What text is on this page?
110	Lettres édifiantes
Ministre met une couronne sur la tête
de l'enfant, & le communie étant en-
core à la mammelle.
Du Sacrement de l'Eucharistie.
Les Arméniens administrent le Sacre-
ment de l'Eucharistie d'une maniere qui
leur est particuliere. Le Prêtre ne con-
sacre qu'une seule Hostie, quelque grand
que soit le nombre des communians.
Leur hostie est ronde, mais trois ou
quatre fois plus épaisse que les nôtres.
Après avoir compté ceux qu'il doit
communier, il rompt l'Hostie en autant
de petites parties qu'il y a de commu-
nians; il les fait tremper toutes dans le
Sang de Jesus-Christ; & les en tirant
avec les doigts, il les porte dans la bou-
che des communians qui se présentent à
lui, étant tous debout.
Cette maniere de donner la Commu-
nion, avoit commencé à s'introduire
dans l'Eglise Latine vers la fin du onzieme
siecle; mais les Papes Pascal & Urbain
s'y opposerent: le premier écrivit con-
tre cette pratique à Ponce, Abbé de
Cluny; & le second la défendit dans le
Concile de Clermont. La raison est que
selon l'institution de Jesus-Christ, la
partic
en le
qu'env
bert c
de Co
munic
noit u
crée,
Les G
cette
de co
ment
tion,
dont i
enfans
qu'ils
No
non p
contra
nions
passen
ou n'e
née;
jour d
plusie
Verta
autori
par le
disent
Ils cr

========

Problem: Copy all the records above exactly, missing none.

Solution below:
What text is on this page?
110	Lettres édifiantes
Ministre met une couronne sur la tête
de l'enfant, & le communie étant en-
core à la mammelle.
Du Sacrement de l'Eucharistie.
Les Arméniens administrent le Sacre-
ment de l'Eucharistie d'une maniere qui
leur est particuliere. Le Prêtre ne con-
sacre qu'une seule Hostie, quelque grand
que soit le nombre des communians.
Leur hostie est ronde, mais trois ou
quatre fois plus épaisse que les nôtres.
Après avoir compté ceux qu'il doit
communier, il rompt l'Hostie en autant
de petites parties qu'il y a de commu-
nians; il les fait tremper toutes dans le
Sang de Jesus-Christ; & les en tirant
avec les doigts, il les porte dans la bou-
che des communians qui se présentent à
lui, étant tous debout.
Cette maniere de donner la Commu-
nion, avoit commencé à s'introduire
dans l'Eglise Latine vers la fin du onzieme
siecle; mais les Papes Pascal & Urbain
s'y opposerent: le premier écrivit con-
tre cette pratique à Ponce, Abbé de
Cluny; & le second la défendit dans le
Concile de Clermont. La raison est que
selon l'institution de Jesus-Christ, la
partic
en le
qu'env
bert c
de Co
munic
noit u
crée,
Les G
cette
de co
ment
tion,
dont i
enfans
qu'ils
No
non p
contra
nions
passen
ou n'e
née;
jour d
plusie
Verta
autori
par le
disent
Ils cr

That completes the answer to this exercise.